To expound on the code above, what it essentially does is add the ClientId column to the DataTable, then loop thru each row in the DataTable to assign the ClientId value.

However, for Deletes, we cannot simply assign the ClientId value since you cannot access the row and assign a value to any of its columns when it’s flagged as deleted. So we need to undo the Deleted status by calling RejectChanges. We then assign the value and call AcceptChanges to set the ClientId value. Then we revert back the row as Deleted.

That’s it, the client should be able to synchronize/upload its changes to the server.

Code Snippet
  1. // create the sync orchestrator
  2. var syncOrchestrator = new SyncOrchestrator();
  3.  
  4. // set local provider of orchestrator
  5. syncOrchestrator.LocalProvider = new SqlSyncProvider("TestScope", clientConn);
  6.  
  7. // set the remote provider of orchestrator
  8. syncOrchestrator.RemoteProvider = new SqlSyncProvider("TestScope", serverConn);
  9.  
  10. // set the direction of sync session to Upload and Download
  11. syncOrchestrator.Direction = SyncDirectionOrder.UploadAndDownload;
  12.
_ _ _ _ _
> **Goal 1**:
Answer these about the sync passage:
(a) Which column is added to the DataTable?
(b) Which method undoes the Deleted status of a row?
(c) What direction is the sync session set to?
> **Goal 2**: Please repeat everything in the sync passage from "To expound on" down to "assign the ClientId value.", word for word.

> **Excerpted data**:
_ _ _ _ _
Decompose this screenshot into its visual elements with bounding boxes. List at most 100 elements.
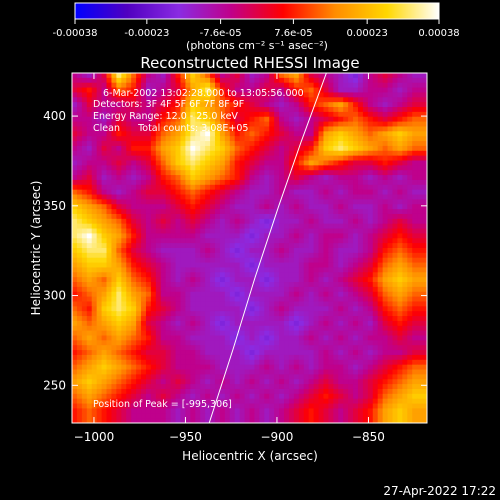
heatmap-cell bbox=[353, 238, 359, 244]
heatmap-cell bbox=[348, 77, 354, 84]
heatmap-cell bbox=[210, 136, 216, 142]
heatmap-cell bbox=[362, 189, 369, 196]
heatmap-cell bbox=[185, 131, 191, 137]
heatmap-cell bbox=[367, 97, 374, 103]
heatmap-cell bbox=[308, 126, 315, 132]
heatmap-cell bbox=[121, 340, 127, 346]
heatmap-cell bbox=[377, 282, 384, 288]
heatmap-cell bbox=[367, 350, 374, 356]
heatmap-cell bbox=[259, 87, 265, 94]
heatmap-cell bbox=[318, 267, 325, 273]
heatmap-cell bbox=[150, 301, 157, 307]
heatmap-cell bbox=[229, 218, 236, 225]
heatmap-cell bbox=[72, 73, 78, 79]
heatmap-cell bbox=[234, 301, 241, 307]
heatmap-cell bbox=[145, 393, 152, 400]
heatmap-cell bbox=[195, 97, 201, 103]
heatmap-cell bbox=[298, 223, 305, 230]
heatmap-cell bbox=[150, 155, 157, 162]
heatmap-cell bbox=[417, 272, 423, 278]
heatmap-cell bbox=[318, 160, 325, 166]
heatmap-cell bbox=[288, 379, 295, 385]
heatmap-cell bbox=[214, 155, 221, 162]
heatmap-cell bbox=[219, 350, 226, 356]
heatmap-cell bbox=[229, 73, 236, 79]
heatmap-cell bbox=[205, 379, 211, 385]
heatmap-cell bbox=[224, 282, 231, 288]
heatmap-cell bbox=[155, 296, 162, 303]
heatmap-cell bbox=[303, 184, 310, 191]
heatmap-cell bbox=[357, 320, 364, 327]
heatmap-cell bbox=[259, 189, 265, 196]
heatmap-cell bbox=[244, 179, 251, 186]
heatmap-cell bbox=[91, 350, 98, 356]
heatmap-cell bbox=[254, 218, 260, 225]
heatmap-cell bbox=[214, 379, 221, 385]
heatmap-cell bbox=[121, 209, 127, 215]
heatmap-cell bbox=[185, 243, 191, 249]
heatmap-cell bbox=[284, 384, 290, 390]
heatmap-cell bbox=[357, 369, 364, 375]
heatmap-cell bbox=[175, 252, 182, 259]
heatmap-cell bbox=[239, 92, 246, 98]
heatmap-cell bbox=[284, 301, 290, 307]
heatmap-cell bbox=[205, 150, 211, 157]
heatmap-cell bbox=[298, 345, 305, 351]
heatmap-cell bbox=[303, 116, 310, 123]
heatmap-cell bbox=[288, 189, 295, 196]
heatmap-cell bbox=[333, 155, 339, 162]
heatmap-cell bbox=[106, 194, 113, 200]
heatmap-cell bbox=[165, 330, 172, 337]
heatmap-cell bbox=[116, 175, 122, 181]
heatmap-cell bbox=[244, 364, 251, 371]
heatmap-cell bbox=[210, 238, 216, 244]
heatmap-cell bbox=[288, 102, 295, 108]
heatmap-cell bbox=[387, 150, 394, 157]
heatmap-cell bbox=[353, 286, 359, 293]
heatmap-cell bbox=[205, 340, 211, 346]
heatmap-cell bbox=[205, 301, 211, 307]
heatmap-cell bbox=[185, 384, 191, 390]
heatmap-cell bbox=[313, 252, 320, 259]
heatmap-cell bbox=[323, 345, 329, 351]
heatmap-cell bbox=[86, 199, 93, 205]
heatmap-cell bbox=[81, 97, 88, 103]
heatmap-cell bbox=[76, 150, 83, 157]
heatmap-cell bbox=[180, 175, 186, 181]
heatmap-cell bbox=[377, 364, 384, 371]
heatmap-cell bbox=[303, 243, 310, 249]
heatmap-cell bbox=[412, 393, 418, 400]
heatmap-cell bbox=[111, 252, 117, 259]
heatmap-cell bbox=[422, 209, 427, 215]
heatmap-cell bbox=[328, 388, 334, 395]
heatmap-cell bbox=[279, 306, 285, 312]
heatmap-cell bbox=[210, 175, 216, 181]
colorbar-ticks: -0.00038 -0.00023 -7.6e-05 7.6e-05 0.00023 0.… bbox=[53, 19, 460, 39]
heatmap-cell bbox=[298, 272, 305, 278]
heatmap-cell bbox=[101, 131, 108, 137]
heatmap-cell bbox=[362, 194, 369, 200]
heatmap-cell bbox=[214, 121, 221, 128]
heatmap-cell bbox=[397, 359, 403, 366]
heatmap-cell bbox=[412, 354, 418, 361]
heatmap-cell bbox=[121, 116, 127, 123]
heatmap-cell bbox=[190, 262, 196, 269]
heatmap-cell bbox=[407, 82, 413, 89]
heatmap-cell bbox=[348, 126, 354, 132]
heatmap-cell bbox=[111, 388, 117, 395]
heatmap-cell bbox=[284, 77, 290, 84]
heatmap-cell bbox=[274, 282, 280, 288]
heatmap-cell bbox=[293, 286, 300, 293]
heatmap-cell bbox=[141, 145, 147, 152]
heatmap-cell bbox=[200, 126, 206, 132]
heatmap-cell bbox=[214, 262, 221, 269]
heatmap-cell bbox=[367, 379, 374, 385]
heatmap-cell bbox=[91, 150, 98, 157]
heatmap-cell bbox=[254, 209, 260, 215]
heatmap-cell bbox=[387, 121, 394, 128]
heatmap-cell bbox=[402, 369, 408, 375]
heatmap-cell bbox=[234, 170, 241, 176]
heatmap-cell bbox=[101, 199, 108, 205]
heatmap-cell bbox=[254, 345, 260, 351]
heatmap-cell bbox=[224, 354, 231, 361]
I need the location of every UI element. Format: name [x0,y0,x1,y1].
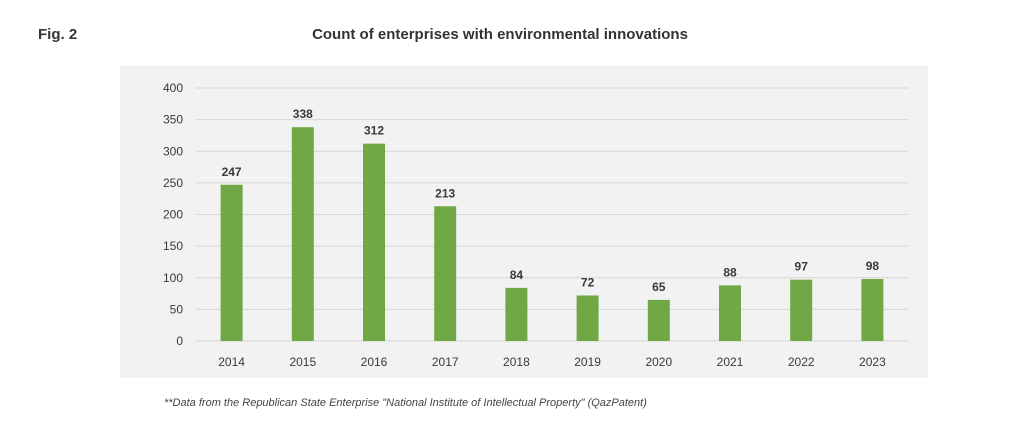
_ _ _ _ _
> **Result 1**:
(a) ClientId
(b) RejectChanges
(c) Upload and Download (SyncDirectionOrder.UploadAndDownload)

> **Result 2**:
To expound on the code above, what it essentially does is add the ClientId column to the DataTable, then loop thru each row in the DataTable to assign the ClientId value.